START Source material
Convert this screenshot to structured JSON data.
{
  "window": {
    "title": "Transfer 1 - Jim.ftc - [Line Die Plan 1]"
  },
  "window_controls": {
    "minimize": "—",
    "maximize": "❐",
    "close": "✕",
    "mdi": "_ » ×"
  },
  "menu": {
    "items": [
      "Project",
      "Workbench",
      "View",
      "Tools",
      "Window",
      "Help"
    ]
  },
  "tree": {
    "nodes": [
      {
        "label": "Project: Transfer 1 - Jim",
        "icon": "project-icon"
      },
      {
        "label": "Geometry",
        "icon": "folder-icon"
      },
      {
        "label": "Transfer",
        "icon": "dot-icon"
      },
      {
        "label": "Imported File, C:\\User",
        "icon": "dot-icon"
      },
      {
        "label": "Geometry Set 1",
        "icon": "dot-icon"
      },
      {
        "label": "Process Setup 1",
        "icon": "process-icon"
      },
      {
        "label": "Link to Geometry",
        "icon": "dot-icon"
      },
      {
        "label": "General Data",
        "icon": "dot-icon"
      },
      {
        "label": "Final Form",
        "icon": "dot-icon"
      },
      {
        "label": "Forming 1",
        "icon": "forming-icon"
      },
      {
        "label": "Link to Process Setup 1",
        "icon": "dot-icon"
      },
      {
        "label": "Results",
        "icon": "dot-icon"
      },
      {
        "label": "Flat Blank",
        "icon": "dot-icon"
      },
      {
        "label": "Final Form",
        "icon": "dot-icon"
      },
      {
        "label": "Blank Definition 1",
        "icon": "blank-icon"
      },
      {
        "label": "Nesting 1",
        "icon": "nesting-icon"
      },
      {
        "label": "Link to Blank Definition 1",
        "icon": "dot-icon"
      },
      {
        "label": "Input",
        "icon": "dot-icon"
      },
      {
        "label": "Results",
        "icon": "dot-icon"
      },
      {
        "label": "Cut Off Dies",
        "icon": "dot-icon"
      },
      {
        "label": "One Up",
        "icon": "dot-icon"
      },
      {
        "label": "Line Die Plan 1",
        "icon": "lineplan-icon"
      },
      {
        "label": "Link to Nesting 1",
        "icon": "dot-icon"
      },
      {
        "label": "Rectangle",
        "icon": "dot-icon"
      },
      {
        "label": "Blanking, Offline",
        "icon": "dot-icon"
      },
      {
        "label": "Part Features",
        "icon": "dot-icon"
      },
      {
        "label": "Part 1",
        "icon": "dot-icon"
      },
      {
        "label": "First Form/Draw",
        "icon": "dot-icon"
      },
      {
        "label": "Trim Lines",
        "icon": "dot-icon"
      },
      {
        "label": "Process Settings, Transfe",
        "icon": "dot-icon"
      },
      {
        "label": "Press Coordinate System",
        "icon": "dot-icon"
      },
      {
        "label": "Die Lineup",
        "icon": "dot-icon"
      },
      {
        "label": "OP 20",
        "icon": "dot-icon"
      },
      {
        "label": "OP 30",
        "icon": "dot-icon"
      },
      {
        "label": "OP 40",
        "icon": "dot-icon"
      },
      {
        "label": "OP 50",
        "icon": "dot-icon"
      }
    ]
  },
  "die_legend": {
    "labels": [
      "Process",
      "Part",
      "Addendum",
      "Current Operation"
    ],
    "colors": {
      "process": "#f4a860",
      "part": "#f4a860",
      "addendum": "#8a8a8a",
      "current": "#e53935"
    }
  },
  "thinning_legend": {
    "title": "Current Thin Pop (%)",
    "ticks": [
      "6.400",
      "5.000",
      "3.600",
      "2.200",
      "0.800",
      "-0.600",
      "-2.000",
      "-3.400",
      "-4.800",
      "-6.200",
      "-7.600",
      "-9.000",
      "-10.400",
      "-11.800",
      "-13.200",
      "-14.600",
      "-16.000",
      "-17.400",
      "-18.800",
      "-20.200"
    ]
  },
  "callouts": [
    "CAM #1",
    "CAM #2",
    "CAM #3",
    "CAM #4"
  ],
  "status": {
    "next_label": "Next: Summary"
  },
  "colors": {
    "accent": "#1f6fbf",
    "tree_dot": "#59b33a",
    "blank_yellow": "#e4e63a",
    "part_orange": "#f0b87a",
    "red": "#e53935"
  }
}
END Source material
▶ **Task to carry out**
Print every entry exactly as written.

▶ **Response to this exercise**
Convert this screenshot to structured JSON data.
{
  "window": {
    "title": "Transfer 1 - Jim.ftc - [Line Die Plan 1]"
  },
  "window_controls": {
    "minimize": "—",
    "maximize": "❐",
    "close": "✕",
    "mdi": "_ » ×"
  },
  "menu": {
    "items": [
      "Project",
      "Workbench",
      "View",
      "Tools",
      "Window",
      "Help"
    ]
  },
  "tree": {
    "nodes": [
      {
        "label": "Project: Transfer 1 - Jim",
        "icon": "project-icon"
      },
      {
        "label": "Geometry",
        "icon": "folder-icon"
      },
      {
        "label": "Transfer",
        "icon": "dot-icon"
      },
      {
        "label": "Imported File, C:\\User",
        "icon": "dot-icon"
      },
      {
        "label": "Geometry Set 1",
        "icon": "dot-icon"
      },
      {
        "label": "Process Setup 1",
        "icon": "process-icon"
      },
      {
        "label": "Link to Geometry",
        "icon": "dot-icon"
      },
      {
        "label": "General Data",
        "icon": "dot-icon"
      },
      {
        "label": "Final Form",
        "icon": "dot-icon"
      },
      {
        "label": "Forming 1",
        "icon": "forming-icon"
      },
      {
        "label": "Link to Process Setup 1",
        "icon": "dot-icon"
      },
      {
        "label": "Results",
        "icon": "dot-icon"
      },
      {
        "label": "Flat Blank",
        "icon": "dot-icon"
      },
      {
        "label": "Final Form",
        "icon": "dot-icon"
      },
      {
        "label": "Blank Definition 1",
        "icon": "blank-icon"
      },
      {
        "label": "Nesting 1",
        "icon": "nesting-icon"
      },
      {
        "label": "Link to Blank Definition 1",
        "icon": "dot-icon"
      },
      {
        "label": "Input",
        "icon": "dot-icon"
      },
      {
        "label": "Results",
        "icon": "dot-icon"
      },
      {
        "label": "Cut Off Dies",
        "icon": "dot-icon"
      },
      {
        "label": "One Up",
        "icon": "dot-icon"
      },
      {
        "label": "Line Die Plan 1",
        "icon": "lineplan-icon"
      },
      {
        "label": "Link to Nesting 1",
        "icon": "dot-icon"
      },
      {
        "label": "Rectangle",
        "icon": "dot-icon"
      },
      {
        "label": "Blanking, Offline",
        "icon": "dot-icon"
      },
      {
        "label": "Part Features",
        "icon": "dot-icon"
      },
      {
        "label": "Part 1",
        "icon": "dot-icon"
      },
      {
        "label": "First Form/Draw",
        "icon": "dot-icon"
      },
      {
        "label": "Trim Lines",
        "icon": "dot-icon"
      },
      {
        "label": "Process Settings, Transfe",
        "icon": "dot-icon"
      },
      {
        "label": "Press Coordinate System",
        "icon": "dot-icon"
      },
      {
        "label": "Die Lineup",
        "icon": "dot-icon"
      },
      {
        "label": "OP 20",
        "icon": "dot-icon"
      },
      {
        "label": "OP 30",
        "icon": "dot-icon"
      },
      {
        "label": "OP 40",
        "icon": "dot-icon"
      },
      {
        "label": "OP 50",
        "icon": "dot-icon"
      }
    ]
  },
  "die_legend": {
    "labels": [
      "Process",
      "Part",
      "Addendum",
      "Current Operation"
    ],
    "colors": {
      "process": "#f4a860",
      "part": "#f4a860",
      "addendum": "#8a8a8a",
      "current": "#e53935"
    }
  },
  "thinning_legend": {
    "title": "Current Thin Pop (%)",
    "ticks": [
      "6.400",
      "5.000",
      "3.600",
      "2.200",
      "0.800",
      "-0.600",
      "-2.000",
      "-3.400",
      "-4.800",
      "-6.200",
      "-7.600",
      "-9.000",
      "-10.400",
      "-11.800",
      "-13.200",
      "-14.600",
      "-16.000",
      "-17.400",
      "-18.800",
      "-20.200"
    ]
  },
  "callouts": [
    "CAM #1",
    "CAM #2",
    "CAM #3",
    "CAM #4"
  ],
  "status": {
    "next_label": "Next: Summary"
  },
  "colors": {
    "accent": "#1f6fbf",
    "tree_dot": "#59b33a",
    "blank_yellow": "#e4e63a",
    "part_orange": "#f0b87a",
    "red": "#e53935"
  }
}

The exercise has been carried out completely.